RECORDS PROVIDED:

------------------------------------------------------------------------

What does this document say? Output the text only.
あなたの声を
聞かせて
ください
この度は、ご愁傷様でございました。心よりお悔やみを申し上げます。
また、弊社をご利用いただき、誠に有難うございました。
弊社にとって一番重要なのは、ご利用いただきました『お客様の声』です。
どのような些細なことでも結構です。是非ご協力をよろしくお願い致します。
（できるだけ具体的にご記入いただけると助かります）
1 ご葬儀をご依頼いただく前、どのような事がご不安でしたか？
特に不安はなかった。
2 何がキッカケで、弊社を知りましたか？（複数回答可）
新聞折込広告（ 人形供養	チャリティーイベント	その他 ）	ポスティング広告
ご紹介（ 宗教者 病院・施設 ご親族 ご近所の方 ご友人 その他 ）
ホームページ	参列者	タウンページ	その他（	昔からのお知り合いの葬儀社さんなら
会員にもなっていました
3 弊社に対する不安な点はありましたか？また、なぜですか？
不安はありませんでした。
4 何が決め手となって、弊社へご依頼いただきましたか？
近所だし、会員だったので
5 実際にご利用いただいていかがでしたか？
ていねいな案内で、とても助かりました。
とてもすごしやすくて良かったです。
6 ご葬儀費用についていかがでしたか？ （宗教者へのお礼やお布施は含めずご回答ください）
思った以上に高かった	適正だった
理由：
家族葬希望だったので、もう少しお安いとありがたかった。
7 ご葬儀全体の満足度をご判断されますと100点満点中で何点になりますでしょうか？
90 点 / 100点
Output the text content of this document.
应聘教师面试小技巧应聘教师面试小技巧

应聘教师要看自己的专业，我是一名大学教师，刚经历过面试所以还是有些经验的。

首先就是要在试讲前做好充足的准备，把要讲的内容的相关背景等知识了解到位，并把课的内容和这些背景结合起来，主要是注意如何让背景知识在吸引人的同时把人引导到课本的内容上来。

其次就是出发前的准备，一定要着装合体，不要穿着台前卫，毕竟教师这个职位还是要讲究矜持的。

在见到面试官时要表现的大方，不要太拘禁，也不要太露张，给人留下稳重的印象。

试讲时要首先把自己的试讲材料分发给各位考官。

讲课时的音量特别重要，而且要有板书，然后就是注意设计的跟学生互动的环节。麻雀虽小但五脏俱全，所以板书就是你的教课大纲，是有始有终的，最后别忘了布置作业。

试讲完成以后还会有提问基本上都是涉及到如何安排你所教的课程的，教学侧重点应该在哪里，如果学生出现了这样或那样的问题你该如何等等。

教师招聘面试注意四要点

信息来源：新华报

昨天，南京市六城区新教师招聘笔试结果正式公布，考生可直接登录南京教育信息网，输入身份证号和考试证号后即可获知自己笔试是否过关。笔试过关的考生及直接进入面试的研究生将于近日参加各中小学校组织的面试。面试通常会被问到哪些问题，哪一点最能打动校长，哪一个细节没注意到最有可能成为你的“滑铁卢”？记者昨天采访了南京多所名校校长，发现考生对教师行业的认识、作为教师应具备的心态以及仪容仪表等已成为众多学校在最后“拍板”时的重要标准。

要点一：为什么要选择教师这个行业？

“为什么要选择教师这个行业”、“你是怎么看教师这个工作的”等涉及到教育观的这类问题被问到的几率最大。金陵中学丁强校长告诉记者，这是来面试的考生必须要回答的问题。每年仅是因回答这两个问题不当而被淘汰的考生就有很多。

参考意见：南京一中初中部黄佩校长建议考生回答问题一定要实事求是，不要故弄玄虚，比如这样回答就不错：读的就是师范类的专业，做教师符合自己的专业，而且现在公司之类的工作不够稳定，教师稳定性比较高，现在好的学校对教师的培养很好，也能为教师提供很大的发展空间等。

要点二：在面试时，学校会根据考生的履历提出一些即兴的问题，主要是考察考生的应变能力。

------------------------------------------------------------------------

BRIEF: Copy every line that includes the string "text" from the material above.

EXERCISE SOLUTION:
What does this document say? Output the text only.
Output the text content of this document.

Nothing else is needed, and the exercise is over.